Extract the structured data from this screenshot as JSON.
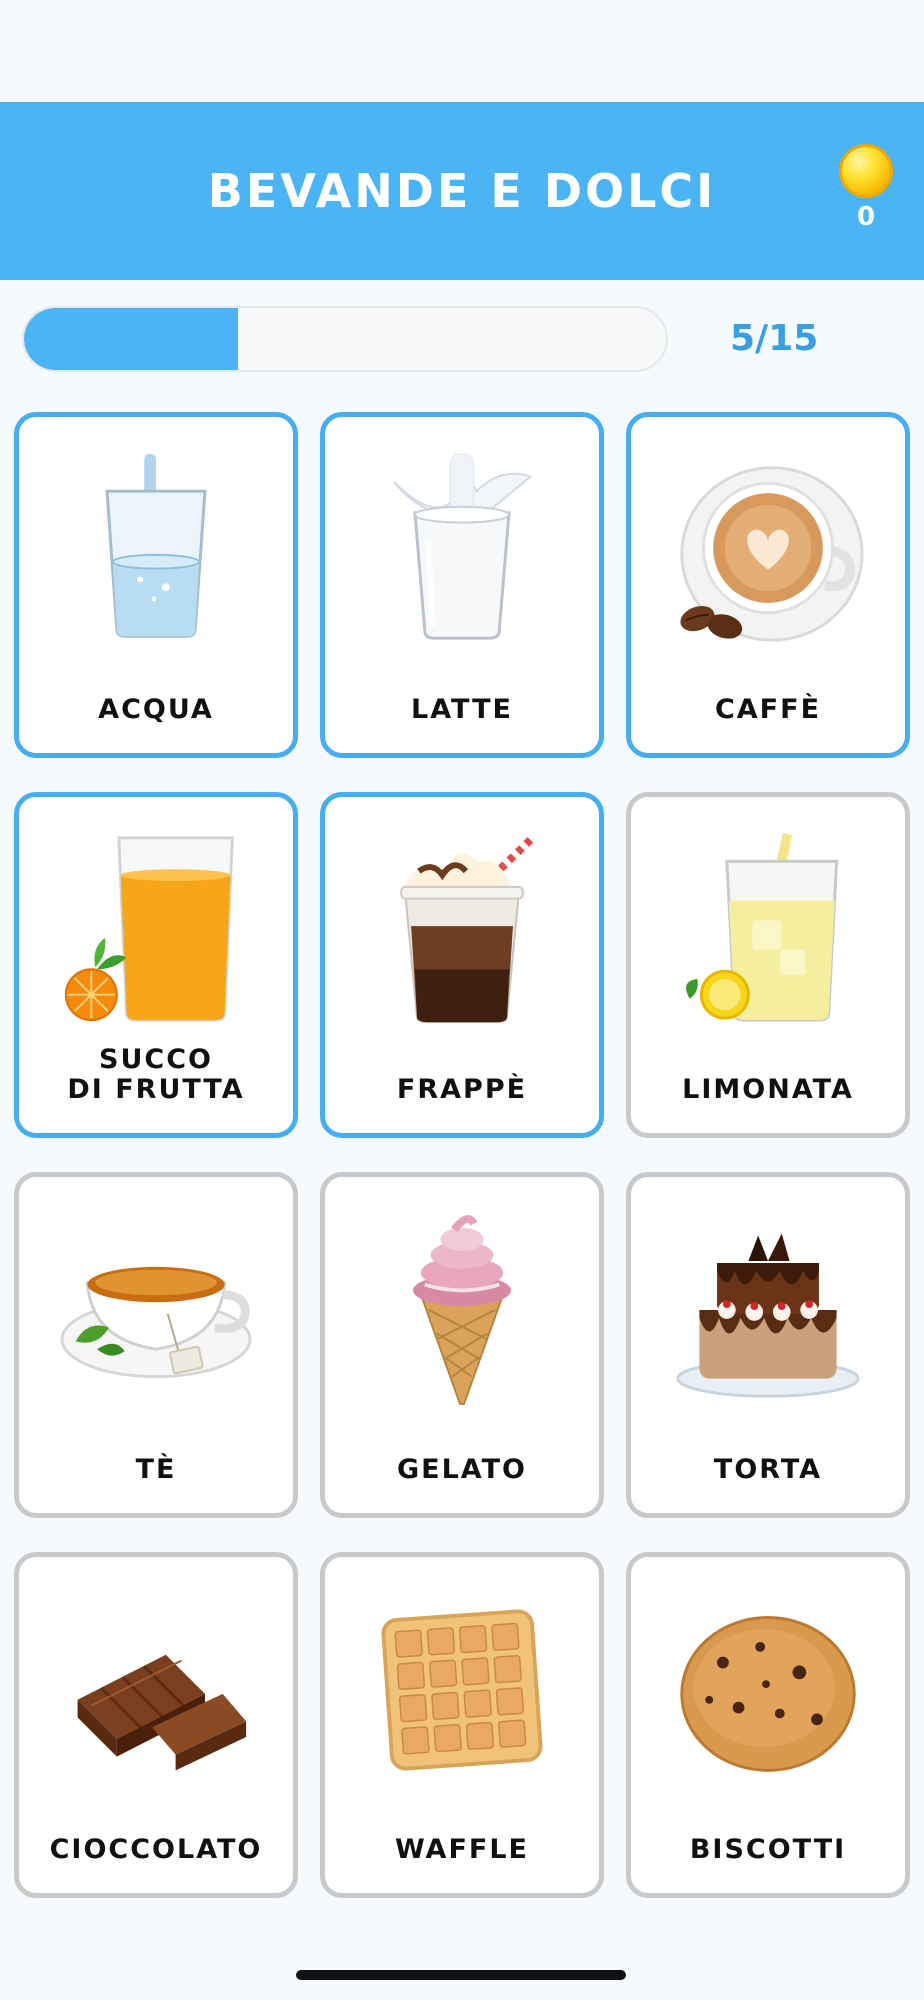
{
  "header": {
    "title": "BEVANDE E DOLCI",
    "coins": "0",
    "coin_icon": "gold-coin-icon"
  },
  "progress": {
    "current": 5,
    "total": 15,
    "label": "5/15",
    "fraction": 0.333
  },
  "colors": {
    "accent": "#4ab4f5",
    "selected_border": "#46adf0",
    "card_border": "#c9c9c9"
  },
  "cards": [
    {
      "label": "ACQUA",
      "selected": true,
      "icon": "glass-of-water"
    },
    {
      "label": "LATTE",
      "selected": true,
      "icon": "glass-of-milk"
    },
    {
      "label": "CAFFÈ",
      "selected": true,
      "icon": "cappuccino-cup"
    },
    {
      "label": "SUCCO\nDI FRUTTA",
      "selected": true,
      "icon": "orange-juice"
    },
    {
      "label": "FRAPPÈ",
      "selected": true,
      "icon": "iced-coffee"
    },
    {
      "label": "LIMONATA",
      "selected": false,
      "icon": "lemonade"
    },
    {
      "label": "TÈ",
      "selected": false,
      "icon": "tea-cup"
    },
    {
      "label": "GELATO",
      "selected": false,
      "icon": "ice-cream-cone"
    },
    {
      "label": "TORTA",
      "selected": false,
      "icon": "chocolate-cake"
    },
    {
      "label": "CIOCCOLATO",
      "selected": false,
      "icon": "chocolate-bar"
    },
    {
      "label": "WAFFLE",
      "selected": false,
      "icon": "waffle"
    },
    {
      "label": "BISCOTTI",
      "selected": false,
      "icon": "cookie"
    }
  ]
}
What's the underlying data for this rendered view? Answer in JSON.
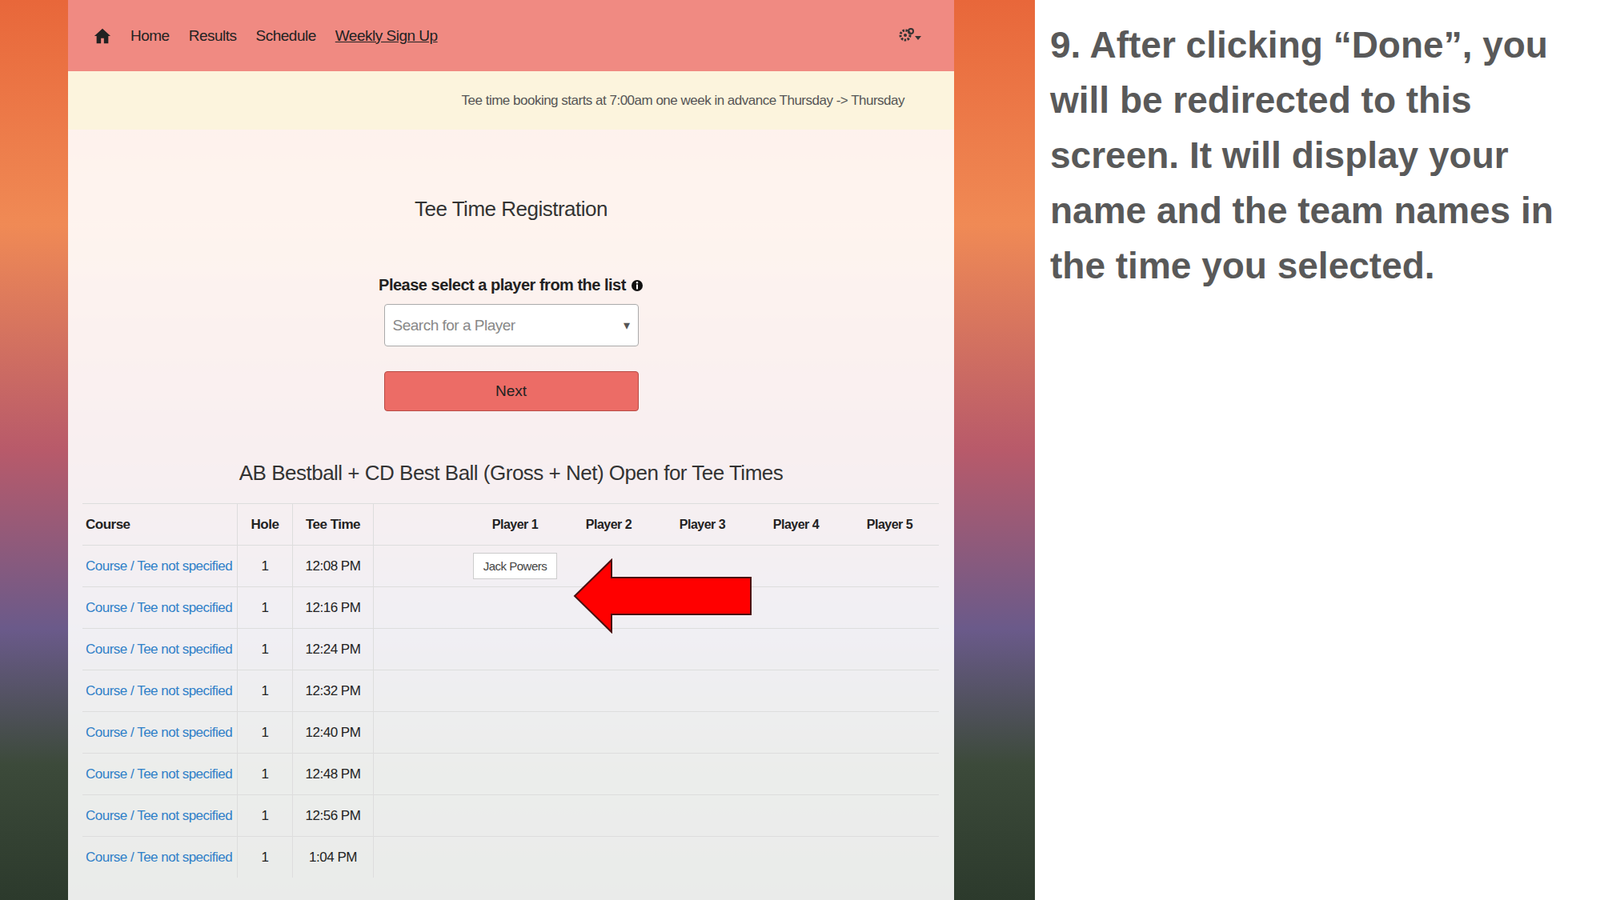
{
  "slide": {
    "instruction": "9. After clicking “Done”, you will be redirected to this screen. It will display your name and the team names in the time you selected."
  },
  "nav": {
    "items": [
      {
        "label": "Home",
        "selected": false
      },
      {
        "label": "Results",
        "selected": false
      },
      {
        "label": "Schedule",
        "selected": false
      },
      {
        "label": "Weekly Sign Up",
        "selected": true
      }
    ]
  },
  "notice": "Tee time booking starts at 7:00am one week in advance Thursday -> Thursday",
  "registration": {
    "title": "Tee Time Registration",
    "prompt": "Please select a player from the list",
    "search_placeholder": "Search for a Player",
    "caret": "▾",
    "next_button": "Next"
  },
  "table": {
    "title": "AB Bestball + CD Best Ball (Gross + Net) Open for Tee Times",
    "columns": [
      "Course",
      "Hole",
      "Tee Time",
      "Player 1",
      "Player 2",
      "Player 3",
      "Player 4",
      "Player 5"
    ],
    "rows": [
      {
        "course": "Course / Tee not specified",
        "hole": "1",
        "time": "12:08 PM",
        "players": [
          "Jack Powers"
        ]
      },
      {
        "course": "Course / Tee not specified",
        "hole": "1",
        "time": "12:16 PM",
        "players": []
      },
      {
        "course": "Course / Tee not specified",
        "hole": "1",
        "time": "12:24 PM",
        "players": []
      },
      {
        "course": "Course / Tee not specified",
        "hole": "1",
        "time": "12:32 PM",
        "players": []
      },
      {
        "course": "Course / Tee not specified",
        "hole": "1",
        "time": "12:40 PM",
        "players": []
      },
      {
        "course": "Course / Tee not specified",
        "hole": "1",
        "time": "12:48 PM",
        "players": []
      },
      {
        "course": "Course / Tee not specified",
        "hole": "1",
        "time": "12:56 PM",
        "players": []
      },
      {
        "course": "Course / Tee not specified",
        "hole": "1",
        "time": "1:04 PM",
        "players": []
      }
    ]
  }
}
----------
Task directions – Reproduce the full listing faithfully, but do not carry over any pictures.

Exercise response –
Extract the structured data from this screenshot as JSON.
{
  "header": {
    "title": "BEVANDE E DOLCI",
    "coins": "0",
    "coin_icon": "gold-coin-icon"
  },
  "progress": {
    "current": 5,
    "total": 15,
    "label": "5/15",
    "fraction": 0.333
  },
  "colors": {
    "accent": "#4ab4f5",
    "selected_border": "#46adf0",
    "card_border": "#c9c9c9"
  },
  "cards": [
    {
      "label": "ACQUA",
      "selected": true,
      "icon": "glass-of-water"
    },
    {
      "label": "LATTE",
      "selected": true,
      "icon": "glass-of-milk"
    },
    {
      "label": "CAFFÈ",
      "selected": true,
      "icon": "cappuccino-cup"
    },
    {
      "label": "SUCCO\nDI FRUTTA",
      "selected": true,
      "icon": "orange-juice"
    },
    {
      "label": "FRAPPÈ",
      "selected": true,
      "icon": "iced-coffee"
    },
    {
      "label": "LIMONATA",
      "selected": false,
      "icon": "lemonade"
    },
    {
      "label": "TÈ",
      "selected": false,
      "icon": "tea-cup"
    },
    {
      "label": "GELATO",
      "selected": false,
      "icon": "ice-cream-cone"
    },
    {
      "label": "TORTA",
      "selected": false,
      "icon": "chocolate-cake"
    },
    {
      "label": "CIOCCOLATO",
      "selected": false,
      "icon": "chocolate-bar"
    },
    {
      "label": "WAFFLE",
      "selected": false,
      "icon": "waffle"
    },
    {
      "label": "BISCOTTI",
      "selected": false,
      "icon": "cookie"
    }
  ]
}
What's the underlying data for this rendered view? Answer in JSON.
{
  "slide": {
    "instruction": "9. After clicking “Done”, you will be redirected to this screen. It will display your name and the team names in the time you selected."
  },
  "nav": {
    "items": [
      {
        "label": "Home",
        "selected": false
      },
      {
        "label": "Results",
        "selected": false
      },
      {
        "label": "Schedule",
        "selected": false
      },
      {
        "label": "Weekly Sign Up",
        "selected": true
      }
    ]
  },
  "notice": "Tee time booking starts at 7:00am one week in advance Thursday -> Thursday",
  "registration": {
    "title": "Tee Time Registration",
    "prompt": "Please select a player from the list",
    "search_placeholder": "Search for a Player",
    "caret": "▾",
    "next_button": "Next"
  },
  "table": {
    "title": "AB Bestball + CD Best Ball (Gross + Net) Open for Tee Times",
    "columns": [
      "Course",
      "Hole",
      "Tee Time",
      "Player 1",
      "Player 2",
      "Player 3",
      "Player 4",
      "Player 5"
    ],
    "rows": [
      {
        "course": "Course / Tee not specified",
        "hole": "1",
        "time": "12:08 PM",
        "players": [
          "Jack Powers"
        ]
      },
      {
        "course": "Course / Tee not specified",
        "hole": "1",
        "time": "12:16 PM",
        "players": []
      },
      {
        "course": "Course / Tee not specified",
        "hole": "1",
        "time": "12:24 PM",
        "players": []
      },
      {
        "course": "Course / Tee not specified",
        "hole": "1",
        "time": "12:32 PM",
        "players": []
      },
      {
        "course": "Course / Tee not specified",
        "hole": "1",
        "time": "12:40 PM",
        "players": []
      },
      {
        "course": "Course / Tee not specified",
        "hole": "1",
        "time": "12:48 PM",
        "players": []
      },
      {
        "course": "Course / Tee not specified",
        "hole": "1",
        "time": "12:56 PM",
        "players": []
      },
      {
        "course": "Course / Tee not specified",
        "hole": "1",
        "time": "1:04 PM",
        "players": []
      }
    ]
  }
}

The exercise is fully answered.